§ **Provided material**:
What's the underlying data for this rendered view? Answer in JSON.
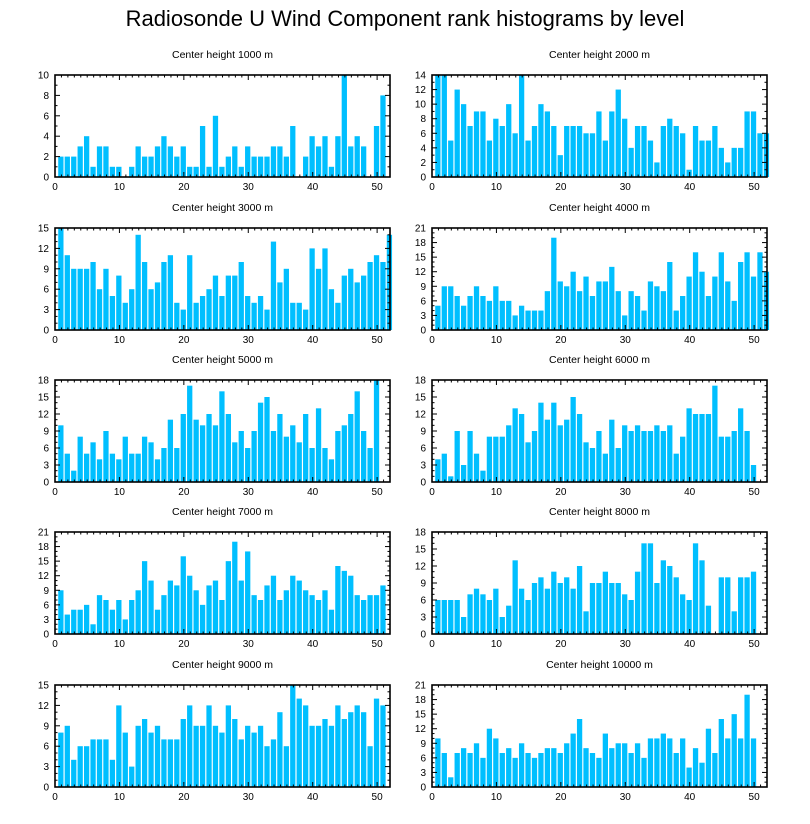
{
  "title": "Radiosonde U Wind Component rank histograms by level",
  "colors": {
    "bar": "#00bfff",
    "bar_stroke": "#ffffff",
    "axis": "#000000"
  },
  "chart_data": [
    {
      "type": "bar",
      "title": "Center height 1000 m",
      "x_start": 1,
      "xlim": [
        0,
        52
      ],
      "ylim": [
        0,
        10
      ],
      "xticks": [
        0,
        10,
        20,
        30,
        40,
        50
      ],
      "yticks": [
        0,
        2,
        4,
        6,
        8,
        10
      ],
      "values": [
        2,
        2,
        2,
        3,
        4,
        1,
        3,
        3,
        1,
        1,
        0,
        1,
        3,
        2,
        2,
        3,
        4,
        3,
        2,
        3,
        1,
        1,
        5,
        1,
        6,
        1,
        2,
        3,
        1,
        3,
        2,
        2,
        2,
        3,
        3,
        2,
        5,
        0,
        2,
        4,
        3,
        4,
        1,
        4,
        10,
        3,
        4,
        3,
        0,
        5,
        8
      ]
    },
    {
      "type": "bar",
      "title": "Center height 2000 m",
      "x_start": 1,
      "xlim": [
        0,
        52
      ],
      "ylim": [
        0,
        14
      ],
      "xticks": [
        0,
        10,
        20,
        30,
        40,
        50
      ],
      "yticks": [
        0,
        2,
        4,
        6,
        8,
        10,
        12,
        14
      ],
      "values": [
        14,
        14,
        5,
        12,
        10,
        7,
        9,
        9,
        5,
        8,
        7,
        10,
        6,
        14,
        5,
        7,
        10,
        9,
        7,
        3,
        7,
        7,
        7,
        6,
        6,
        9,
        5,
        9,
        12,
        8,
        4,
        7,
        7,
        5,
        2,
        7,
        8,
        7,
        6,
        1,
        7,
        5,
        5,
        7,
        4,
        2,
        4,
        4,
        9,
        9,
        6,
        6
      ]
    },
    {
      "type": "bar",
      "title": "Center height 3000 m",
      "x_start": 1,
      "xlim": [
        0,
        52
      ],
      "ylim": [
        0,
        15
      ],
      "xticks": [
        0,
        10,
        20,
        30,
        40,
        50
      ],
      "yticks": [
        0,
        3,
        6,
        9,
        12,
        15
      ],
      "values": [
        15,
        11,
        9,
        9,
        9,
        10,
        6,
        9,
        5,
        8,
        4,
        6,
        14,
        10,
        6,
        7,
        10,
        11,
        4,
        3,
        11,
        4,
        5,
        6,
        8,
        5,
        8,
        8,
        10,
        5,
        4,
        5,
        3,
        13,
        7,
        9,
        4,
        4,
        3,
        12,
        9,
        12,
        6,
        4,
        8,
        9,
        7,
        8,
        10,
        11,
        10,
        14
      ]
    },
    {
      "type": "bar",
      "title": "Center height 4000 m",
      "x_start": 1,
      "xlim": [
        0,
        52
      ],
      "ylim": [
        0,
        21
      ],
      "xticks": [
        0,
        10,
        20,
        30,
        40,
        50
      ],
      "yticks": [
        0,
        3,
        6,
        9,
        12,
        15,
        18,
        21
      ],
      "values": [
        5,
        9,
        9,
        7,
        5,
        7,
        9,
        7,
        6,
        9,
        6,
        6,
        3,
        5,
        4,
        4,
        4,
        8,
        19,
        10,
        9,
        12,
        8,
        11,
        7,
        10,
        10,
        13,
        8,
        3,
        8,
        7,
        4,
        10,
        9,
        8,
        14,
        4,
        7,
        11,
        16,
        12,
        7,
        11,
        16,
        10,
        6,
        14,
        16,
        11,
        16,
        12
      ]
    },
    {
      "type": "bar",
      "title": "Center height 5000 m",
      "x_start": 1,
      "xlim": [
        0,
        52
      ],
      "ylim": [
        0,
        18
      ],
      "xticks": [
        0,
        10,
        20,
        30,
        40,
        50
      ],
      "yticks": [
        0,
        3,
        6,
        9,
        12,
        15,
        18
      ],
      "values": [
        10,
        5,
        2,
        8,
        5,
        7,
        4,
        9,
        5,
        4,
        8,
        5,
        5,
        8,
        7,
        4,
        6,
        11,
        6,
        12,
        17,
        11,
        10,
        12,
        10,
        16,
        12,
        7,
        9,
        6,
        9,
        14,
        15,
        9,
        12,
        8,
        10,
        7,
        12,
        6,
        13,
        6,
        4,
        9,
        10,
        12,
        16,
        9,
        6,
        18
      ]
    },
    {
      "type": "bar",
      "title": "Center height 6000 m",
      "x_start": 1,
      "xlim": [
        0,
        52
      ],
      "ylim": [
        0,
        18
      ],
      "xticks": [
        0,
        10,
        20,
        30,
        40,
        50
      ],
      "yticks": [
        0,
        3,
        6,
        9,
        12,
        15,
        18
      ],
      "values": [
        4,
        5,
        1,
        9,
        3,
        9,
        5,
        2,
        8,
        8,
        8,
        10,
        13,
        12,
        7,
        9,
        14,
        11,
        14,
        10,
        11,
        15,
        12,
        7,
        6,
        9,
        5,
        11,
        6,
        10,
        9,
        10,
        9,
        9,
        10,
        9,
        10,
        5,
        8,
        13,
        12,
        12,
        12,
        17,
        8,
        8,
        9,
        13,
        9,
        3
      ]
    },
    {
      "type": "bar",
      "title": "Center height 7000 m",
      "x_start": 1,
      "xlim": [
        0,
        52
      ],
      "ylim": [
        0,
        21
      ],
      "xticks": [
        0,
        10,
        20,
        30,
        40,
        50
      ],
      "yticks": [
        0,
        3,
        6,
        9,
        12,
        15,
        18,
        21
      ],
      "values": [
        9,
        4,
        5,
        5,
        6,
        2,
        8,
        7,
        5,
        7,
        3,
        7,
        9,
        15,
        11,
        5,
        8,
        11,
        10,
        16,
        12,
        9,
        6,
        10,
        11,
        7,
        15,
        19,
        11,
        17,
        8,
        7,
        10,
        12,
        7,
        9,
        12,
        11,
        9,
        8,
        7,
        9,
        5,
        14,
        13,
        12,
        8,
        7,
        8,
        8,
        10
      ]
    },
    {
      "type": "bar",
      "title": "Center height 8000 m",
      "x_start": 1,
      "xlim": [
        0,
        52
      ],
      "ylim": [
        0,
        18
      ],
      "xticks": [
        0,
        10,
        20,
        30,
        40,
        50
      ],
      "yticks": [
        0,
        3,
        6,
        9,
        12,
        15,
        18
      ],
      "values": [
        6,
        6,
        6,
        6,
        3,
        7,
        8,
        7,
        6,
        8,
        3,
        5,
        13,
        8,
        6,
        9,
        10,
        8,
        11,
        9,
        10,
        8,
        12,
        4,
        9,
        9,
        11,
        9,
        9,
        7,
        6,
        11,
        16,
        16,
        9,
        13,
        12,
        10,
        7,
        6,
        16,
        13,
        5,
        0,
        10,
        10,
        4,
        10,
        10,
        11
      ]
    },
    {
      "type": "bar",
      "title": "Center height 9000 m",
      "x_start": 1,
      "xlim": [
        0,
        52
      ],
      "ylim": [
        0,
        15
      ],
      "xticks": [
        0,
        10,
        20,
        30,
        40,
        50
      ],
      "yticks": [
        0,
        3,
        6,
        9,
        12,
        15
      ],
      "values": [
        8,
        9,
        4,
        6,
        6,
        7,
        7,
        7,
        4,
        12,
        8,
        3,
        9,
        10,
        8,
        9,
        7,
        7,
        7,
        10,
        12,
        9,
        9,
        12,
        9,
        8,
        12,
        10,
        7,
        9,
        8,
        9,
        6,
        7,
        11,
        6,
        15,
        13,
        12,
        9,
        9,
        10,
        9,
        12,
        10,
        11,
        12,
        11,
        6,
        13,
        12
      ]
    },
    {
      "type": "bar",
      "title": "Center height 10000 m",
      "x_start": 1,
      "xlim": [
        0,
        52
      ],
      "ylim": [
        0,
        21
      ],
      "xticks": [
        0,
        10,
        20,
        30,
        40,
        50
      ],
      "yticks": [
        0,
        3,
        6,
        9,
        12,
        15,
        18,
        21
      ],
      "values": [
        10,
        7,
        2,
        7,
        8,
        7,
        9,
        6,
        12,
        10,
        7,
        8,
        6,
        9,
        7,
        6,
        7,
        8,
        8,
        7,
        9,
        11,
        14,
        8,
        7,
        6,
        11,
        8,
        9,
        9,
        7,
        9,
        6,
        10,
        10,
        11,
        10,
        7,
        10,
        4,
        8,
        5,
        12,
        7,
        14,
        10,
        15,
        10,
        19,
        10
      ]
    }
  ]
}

§ **Aim**:
Gather all lines from the listing above in which "title" occurs.

§ **Task result**:
  "title": "Radiosonde U Wind Component rank histograms by level",
      "title": "Center height 1000 m",
      "title": "Center height 2000 m",
      "title": "Center height 3000 m",
      "title": "Center height 4000 m",
      "title": "Center height 5000 m",
      "title": "Center height 6000 m",
      "title": "Center height 7000 m",
      "title": "Center height 8000 m",
      "title": "Center height 9000 m",
      "title": "Center height 10000 m",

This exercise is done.